Quote the listing in full, exactly as given, minus any pictures.

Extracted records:
■ ■ ■
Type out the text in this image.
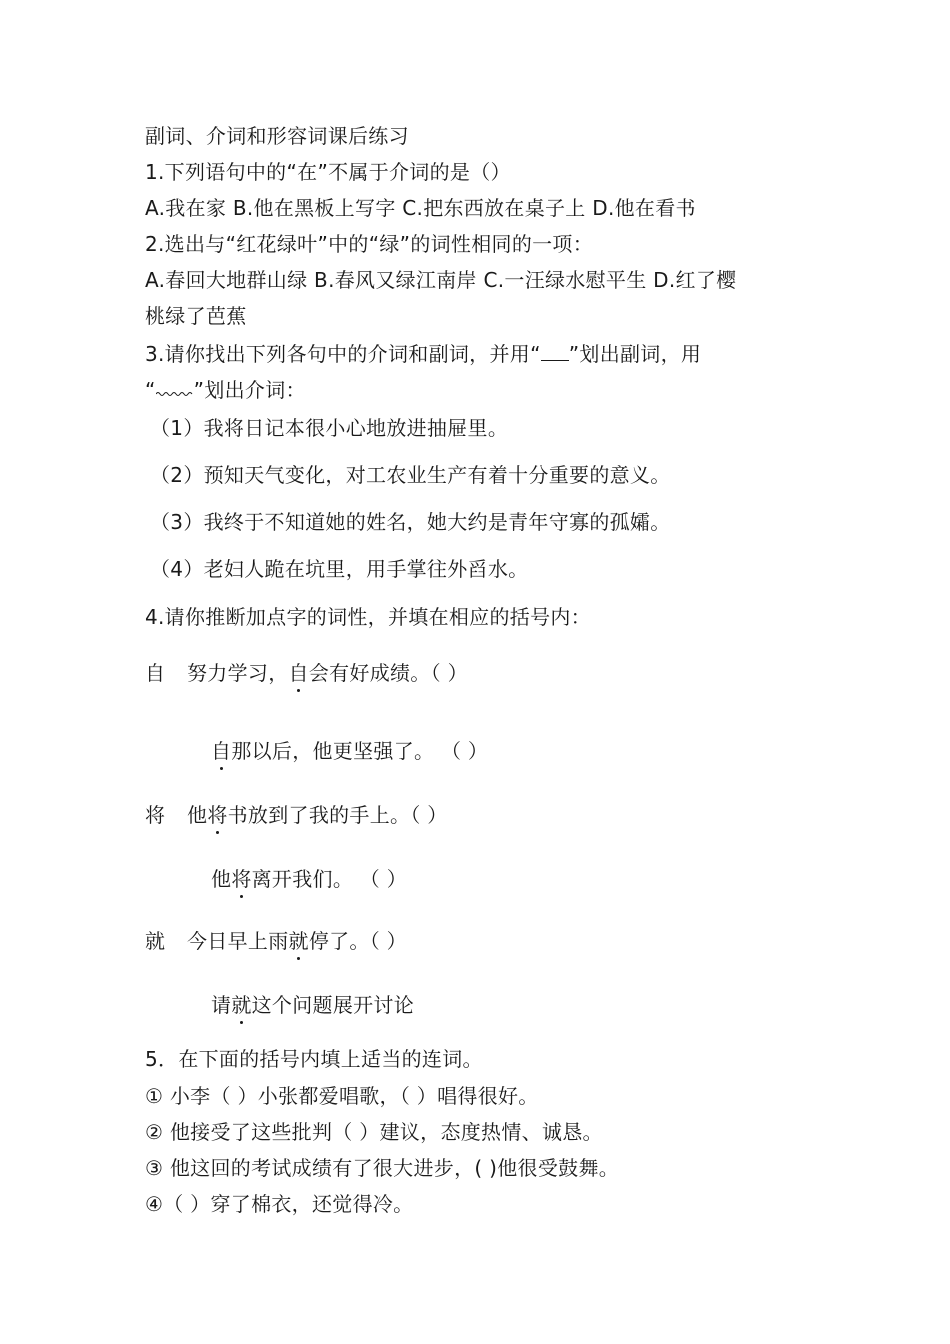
副词、介词和形容词课后练习
1.下列语句中的“在”不属于介词的是（）
A.我在家 B.他在黑板上写字 C.把东西放在桌子上 D.他在看书
2.选出与“红花绿叶”中的“绿”的词性相同的一项：
A.春回大地群山绿 B.春风又绿江南岸 C.一汪绿水慰平生 D.红了樱
桃绿了芭蕉
3.请你找出下列各句中的介词和副词，并用“ ”划出副词，用
“ ”划出介词：
（1）我将日记本很小心地放进抽屉里。
（2）预知天气变化，对工农业生产有着十分重要的意义。
（3）我终于不知道她的姓名，她大约是青年守寡的孤孀。
（4）老妇人跪在坑里，用手掌往外舀水。
4.请你推断加点字的词性，并填在相应的括号内：
自 努力学习，自会有好成绩。（ ）
自那以后，他更坚强了。 （ ）
将 他将书放到了我的手上。（ ）
他将离开我们。 （ ）
就 今日早上雨就停了。（ ）
请就这个问题展开讨论
5．在下面的括号内填上适当的连词。
① 小李（ ）小张都爱唱歌，（ ）唱得很好。
② 他接受了这些批判（ ）建议，态度热情、诚恳。
③ 他这回的考试成绩有了很大进步，( )他很受鼓舞。
④（ ）穿了棉衣，还觉得冷。
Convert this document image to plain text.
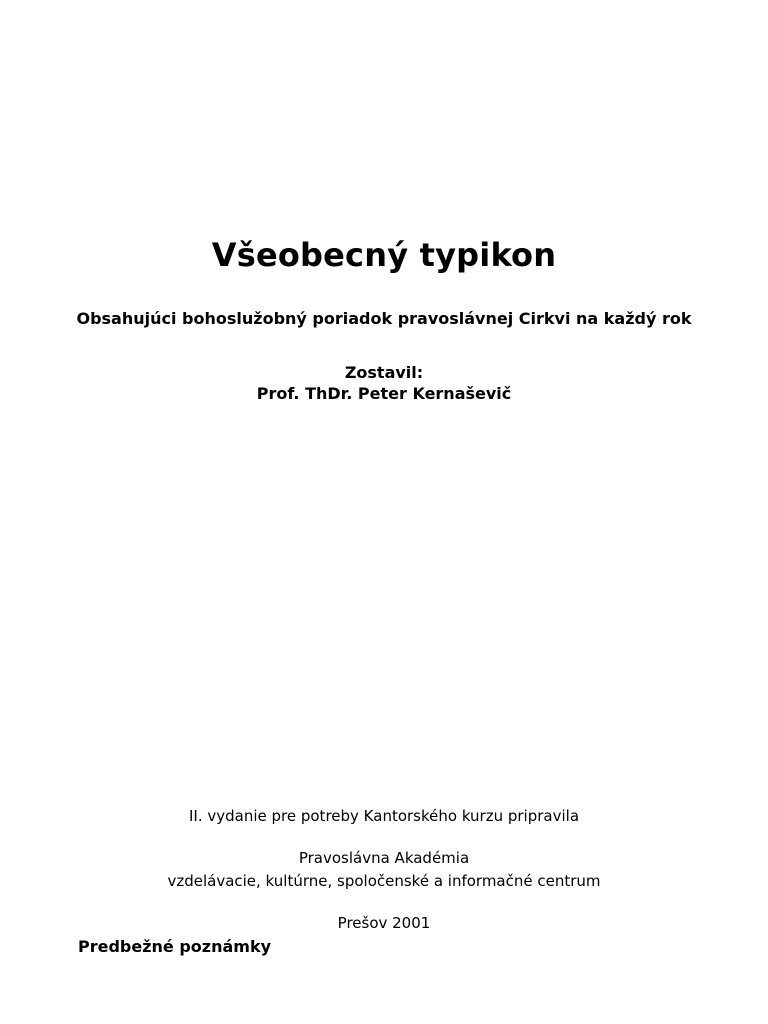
Všeobecný typikon
Obsahujúci bohoslužobný poriadok pravoslávnej Cirkvi na každý rok
Zostavil:
Prof. ThDr. Peter Kernaševič
II. vydanie pre potreby Kantorského kurzu pripravila
Pravoslávna Akadémia
vzdelávacie, kultúrne, spoločenské a informačné centrum
Prešov 2001
Predbežné poznámky
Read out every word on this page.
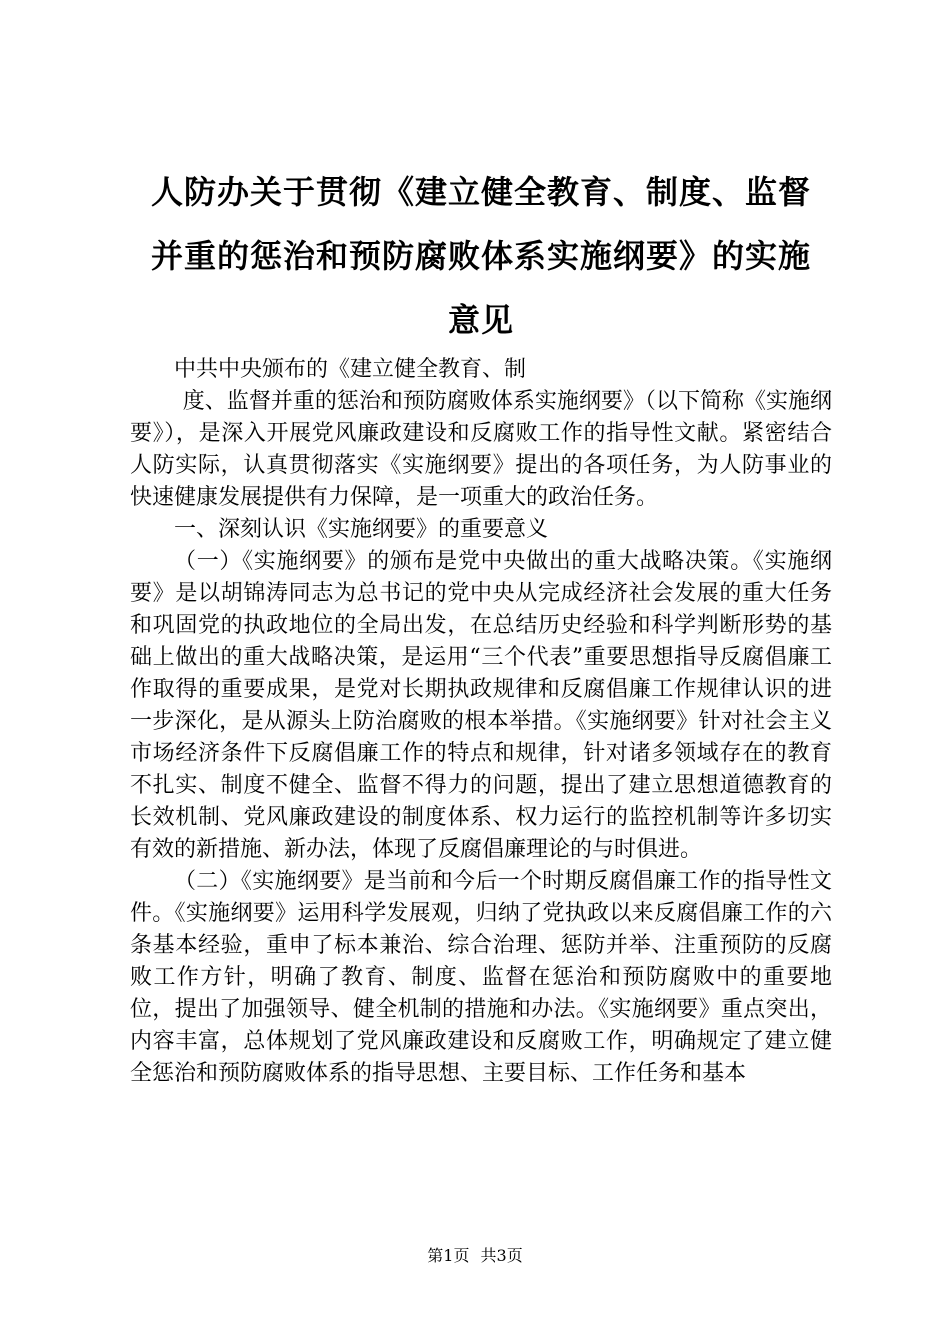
人防办关于贯彻《建立健全教育、制度、监督
并重的惩治和预防腐败体系实施纲要》的实施
意见

中共中央颁布的《建立健全教育、制

度、监督并重的惩治和预防腐败体系实施纲要》（以下简称《实施纲要》），是深入开展党风廉政建设和反腐败工作的指导性文献。紧密结合人防实际，认真贯彻落实《实施纲要》提出的各项任务，为人防事业的快速健康发展提供有力保障，是一项重大的政治任务。

一、深刻认识《实施纲要》的重要意义

（一）《实施纲要》的颁布是党中央做出的重大战略决策。《实施纲要》是以胡锦涛同志为总书记的党中央从完成经济社会发展的重大任务和巩固党的执政地位的全局出发，在总结历史经验和科学判断形势的基础上做出的重大战略决策，是运用“三个代表”重要思想指导反腐倡廉工作取得的重要成果，是党对长期执政规律和反腐倡廉工作规律认识的进一步深化，是从源头上防治腐败的根本举措。《实施纲要》针对社会主义市场经济条件下反腐倡廉工作的特点和规律，针对诸多领域存在的教育不扎实、制度不健全、监督不得力的问题，提出了建立思想道德教育的长效机制、党风廉政建设的制度体系、权力运行的监控机制等许多切实有效的新措施、新办法，体现了反腐倡廉理论的与时俱进。

（二）《实施纲要》是当前和今后一个时期反腐倡廉工作的指导性文件。《实施纲要》运用科学发展观，归纳了党执政以来反腐倡廉工作的六条基本经验，重申了标本兼治、综合治理、惩防并举、注重预防的反腐败工作方针，明确了教育、制度、监督在惩治和预防腐败中的重要地位，提出了加强领导、健全机制的措施和办法。《实施纲要》重点突出，内容丰富，总体规划了党风廉政建设和反腐败工作，明确规定了建立健全惩治和预防腐败体系的指导思想、主要目标、工作任务和基本

第1页 共3页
■ ■ ■
Answer to this task
Type out the text in this image.
副词、介词和形容词课后练习
1.下列语句中的“在”不属于介词的是（）
A.我在家 B.他在黑板上写字 C.把东西放在桌子上 D.他在看书
2.选出与“红花绿叶”中的“绿”的词性相同的一项：
A.春回大地群山绿 B.春风又绿江南岸 C.一汪绿水慰平生 D.红了樱
桃绿了芭蕉
3.请你找出下列各句中的介词和副词，并用“ ”划出副词，用
“ ”划出介词：
（1）我将日记本很小心地放进抽屉里。
（2）预知天气变化，对工农业生产有着十分重要的意义。
（3）我终于不知道她的姓名，她大约是青年守寡的孤孀。
（4）老妇人跪在坑里，用手掌往外舀水。
4.请你推断加点字的词性，并填在相应的括号内：
自 努力学习，自会有好成绩。（ ）
自那以后，他更坚强了。 （ ）
将 他将书放到了我的手上。（ ）
他将离开我们。 （ ）
就 今日早上雨就停了。（ ）
请就这个问题展开讨论
5．在下面的括号内填上适当的连词。
① 小李（ ）小张都爱唱歌，（ ）唱得很好。
② 他接受了这些批判（ ）建议，态度热情、诚恳。
③ 他这回的考试成绩有了很大进步，( )他很受鼓舞。
④（ ）穿了棉衣，还觉得冷。
Convert this document image to plain text.
Všeobecný typikon
Obsahujúci bohoslužobný poriadok pravoslávnej Cirkvi na každý rok
Zostavil:
Prof. ThDr. Peter Kernaševič
II. vydanie pre potreby Kantorského kurzu pripravila
Pravoslávna Akadémia
vzdelávacie, kultúrne, spoločenské a informačné centrum
Prešov 2001
Predbežné poznámky
Read out every word on this page.
人防办关于贯彻《建立健全教育、制度、监督
并重的惩治和预防腐败体系实施纲要》的实施
意见

中共中央颁布的《建立健全教育、制

度、监督并重的惩治和预防腐败体系实施纲要》（以下简称《实施纲要》），是深入开展党风廉政建设和反腐败工作的指导性文献。紧密结合人防实际，认真贯彻落实《实施纲要》提出的各项任务，为人防事业的快速健康发展提供有力保障，是一项重大的政治任务。

一、深刻认识《实施纲要》的重要意义

（一）《实施纲要》的颁布是党中央做出的重大战略决策。《实施纲要》是以胡锦涛同志为总书记的党中央从完成经济社会发展的重大任务和巩固党的执政地位的全局出发，在总结历史经验和科学判断形势的基础上做出的重大战略决策，是运用“三个代表”重要思想指导反腐倡廉工作取得的重要成果，是党对长期执政规律和反腐倡廉工作规律认识的进一步深化，是从源头上防治腐败的根本举措。《实施纲要》针对社会主义市场经济条件下反腐倡廉工作的特点和规律，针对诸多领域存在的教育不扎实、制度不健全、监督不得力的问题，提出了建立思想道德教育的长效机制、党风廉政建设的制度体系、权力运行的监控机制等许多切实有效的新措施、新办法，体现了反腐倡廉理论的与时俱进。

（二）《实施纲要》是当前和今后一个时期反腐倡廉工作的指导性文件。《实施纲要》运用科学发展观，归纳了党执政以来反腐倡廉工作的六条基本经验，重申了标本兼治、综合治理、惩防并举、注重预防的反腐败工作方针，明确了教育、制度、监督在惩治和预防腐败中的重要地位，提出了加强领导、健全机制的措施和办法。《实施纲要》重点突出，内容丰富，总体规划了党风廉政建设和反腐败工作，明确规定了建立健全惩治和预防腐败体系的指导思想、主要目标、工作任务和基本

第1页 共3页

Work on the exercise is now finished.